=== TASK REQUIREMENTS ===
Copy out the stretch from "I was working" through "work for us." in the Lakshmi Sankar interview, substituting "partner" for "husband".

=== TEXT TO READ ===
____
July 14, 2020

Lakshmi Sankar on Atta Galatta and parenting

I meet Lakshmi at her bookstore-café. She walks in with an approachable attitude and begins to talk with one of her colleagues in her mother tongue. Instantly the space ‘Atta Galatta’ reminds me that it is equivalent to everything Indian in language, culture, arts and ethos and that which accepts and encourages the modern entertainment forms in English language too.Lakshmi final

Atta Galatta is also the space where a huge variety of cultural, literary and interesting events are hosted.

When I actually begin the conversation with Lakshmi on her journey in starting one of the most popular venue spaces in the city, Lakshmi shares, “I am from a small town near Thanjavur, Tamilnadu. I have been a single child and I spent my high school in Ooty in one of the convent schools like most households in Tamilnadu used to do for their children.

But I must mention that all the time I have spent at home, we had this huge neighbourhood which was like living in a community.

I was working in a completely different sector. This has been one of the dreams which thankfully got materialized. I just happened to talk about creating such an initiative to Subodh, my husband and sooner than I realized we had it in our hands and we had to make this work for us.

It started as a regional bookstore and still has retained that flavour. So apart from English books we have a dedicated section for regional languages including Kannada, Hindi, Tamil and so many more. We also have a separate section for children’s books.”
____
Stored dataset items
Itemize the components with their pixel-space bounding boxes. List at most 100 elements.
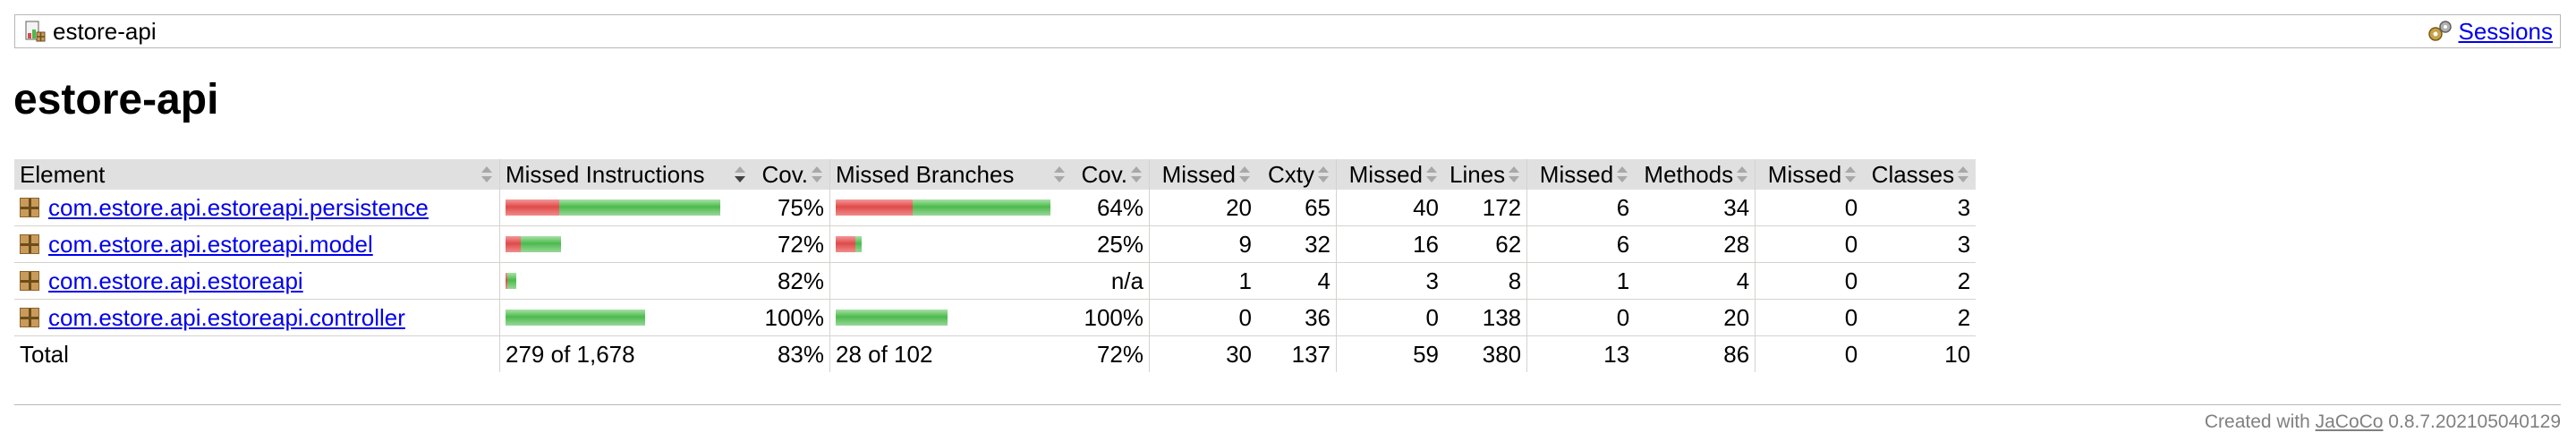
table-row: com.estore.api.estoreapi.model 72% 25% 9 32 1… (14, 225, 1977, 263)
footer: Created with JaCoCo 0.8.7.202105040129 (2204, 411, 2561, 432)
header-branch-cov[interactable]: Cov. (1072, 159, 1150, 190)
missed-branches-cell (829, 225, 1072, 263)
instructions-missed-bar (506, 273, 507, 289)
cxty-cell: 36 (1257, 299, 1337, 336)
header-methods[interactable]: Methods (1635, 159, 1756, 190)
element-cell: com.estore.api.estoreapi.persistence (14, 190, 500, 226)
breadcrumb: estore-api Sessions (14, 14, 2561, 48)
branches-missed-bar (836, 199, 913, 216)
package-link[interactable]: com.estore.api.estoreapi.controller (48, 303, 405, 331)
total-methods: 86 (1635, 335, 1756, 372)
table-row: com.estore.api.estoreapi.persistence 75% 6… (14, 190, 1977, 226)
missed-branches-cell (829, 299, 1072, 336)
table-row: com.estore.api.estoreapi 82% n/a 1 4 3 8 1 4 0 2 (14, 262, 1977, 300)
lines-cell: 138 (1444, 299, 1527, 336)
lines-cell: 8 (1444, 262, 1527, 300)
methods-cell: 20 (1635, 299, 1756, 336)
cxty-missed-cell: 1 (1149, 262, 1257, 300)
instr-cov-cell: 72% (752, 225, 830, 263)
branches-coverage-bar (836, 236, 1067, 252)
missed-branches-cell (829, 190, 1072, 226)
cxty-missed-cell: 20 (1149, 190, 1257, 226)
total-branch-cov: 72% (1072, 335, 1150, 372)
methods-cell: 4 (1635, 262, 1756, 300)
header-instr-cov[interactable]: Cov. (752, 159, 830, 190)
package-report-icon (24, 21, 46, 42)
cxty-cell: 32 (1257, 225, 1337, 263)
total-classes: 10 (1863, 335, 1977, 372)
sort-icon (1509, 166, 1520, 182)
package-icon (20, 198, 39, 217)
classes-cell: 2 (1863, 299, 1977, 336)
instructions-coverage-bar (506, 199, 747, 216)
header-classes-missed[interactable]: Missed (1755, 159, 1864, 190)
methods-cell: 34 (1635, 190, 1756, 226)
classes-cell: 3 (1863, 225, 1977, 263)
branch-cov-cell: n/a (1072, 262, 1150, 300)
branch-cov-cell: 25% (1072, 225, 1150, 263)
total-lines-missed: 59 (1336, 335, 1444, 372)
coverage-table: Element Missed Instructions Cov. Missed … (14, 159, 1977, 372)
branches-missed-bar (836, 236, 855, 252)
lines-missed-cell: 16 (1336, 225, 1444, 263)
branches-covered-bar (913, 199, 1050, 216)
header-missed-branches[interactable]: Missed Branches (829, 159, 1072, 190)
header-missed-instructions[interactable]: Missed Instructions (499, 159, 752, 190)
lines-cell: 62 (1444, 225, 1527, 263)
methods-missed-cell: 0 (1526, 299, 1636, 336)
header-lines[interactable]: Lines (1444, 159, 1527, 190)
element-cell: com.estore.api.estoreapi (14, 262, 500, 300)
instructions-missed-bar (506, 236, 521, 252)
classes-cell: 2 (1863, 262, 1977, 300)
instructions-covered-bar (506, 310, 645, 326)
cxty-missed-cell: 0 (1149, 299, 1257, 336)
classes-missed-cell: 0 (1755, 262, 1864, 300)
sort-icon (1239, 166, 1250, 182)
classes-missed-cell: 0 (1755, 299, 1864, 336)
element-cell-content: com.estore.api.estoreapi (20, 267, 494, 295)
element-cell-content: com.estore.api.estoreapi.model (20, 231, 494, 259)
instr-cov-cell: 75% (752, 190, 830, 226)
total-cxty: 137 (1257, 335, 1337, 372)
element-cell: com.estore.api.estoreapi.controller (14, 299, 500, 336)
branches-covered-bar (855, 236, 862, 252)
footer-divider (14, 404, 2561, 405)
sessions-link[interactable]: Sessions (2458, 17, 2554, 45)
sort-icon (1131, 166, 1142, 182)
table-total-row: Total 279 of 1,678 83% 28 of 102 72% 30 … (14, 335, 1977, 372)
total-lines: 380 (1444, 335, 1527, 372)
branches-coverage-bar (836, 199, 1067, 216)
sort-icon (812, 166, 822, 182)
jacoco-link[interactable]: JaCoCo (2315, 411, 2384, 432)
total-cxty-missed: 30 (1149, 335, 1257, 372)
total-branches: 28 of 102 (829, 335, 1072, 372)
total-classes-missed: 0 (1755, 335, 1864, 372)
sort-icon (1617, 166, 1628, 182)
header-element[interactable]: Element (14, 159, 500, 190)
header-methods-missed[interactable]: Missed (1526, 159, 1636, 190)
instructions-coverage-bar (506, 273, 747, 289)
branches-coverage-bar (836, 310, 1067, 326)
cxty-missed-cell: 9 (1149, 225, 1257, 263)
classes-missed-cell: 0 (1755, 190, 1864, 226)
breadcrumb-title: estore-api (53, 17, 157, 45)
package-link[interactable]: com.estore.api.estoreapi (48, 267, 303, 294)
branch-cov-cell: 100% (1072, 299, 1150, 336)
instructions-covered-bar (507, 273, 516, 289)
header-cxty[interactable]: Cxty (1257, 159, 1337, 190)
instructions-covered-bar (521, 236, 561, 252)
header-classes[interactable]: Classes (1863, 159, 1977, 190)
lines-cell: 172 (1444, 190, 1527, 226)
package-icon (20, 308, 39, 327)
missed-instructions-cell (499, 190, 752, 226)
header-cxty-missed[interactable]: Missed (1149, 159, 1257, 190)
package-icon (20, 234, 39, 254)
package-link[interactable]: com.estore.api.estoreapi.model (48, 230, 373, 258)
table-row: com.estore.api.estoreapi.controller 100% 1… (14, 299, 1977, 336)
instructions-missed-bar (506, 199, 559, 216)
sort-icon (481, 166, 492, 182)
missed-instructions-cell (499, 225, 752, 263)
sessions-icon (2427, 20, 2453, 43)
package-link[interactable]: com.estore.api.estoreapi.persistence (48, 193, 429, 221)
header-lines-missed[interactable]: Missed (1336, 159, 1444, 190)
____
=== ANSWER BELOW ===
I was working in a completely different sector. This has been one of the dreams which thankfully got materialized. I just happened to talk about creating such an initiative to Subodh, my partner and sooner than I realized we had it in our hands and we had to make this work for us.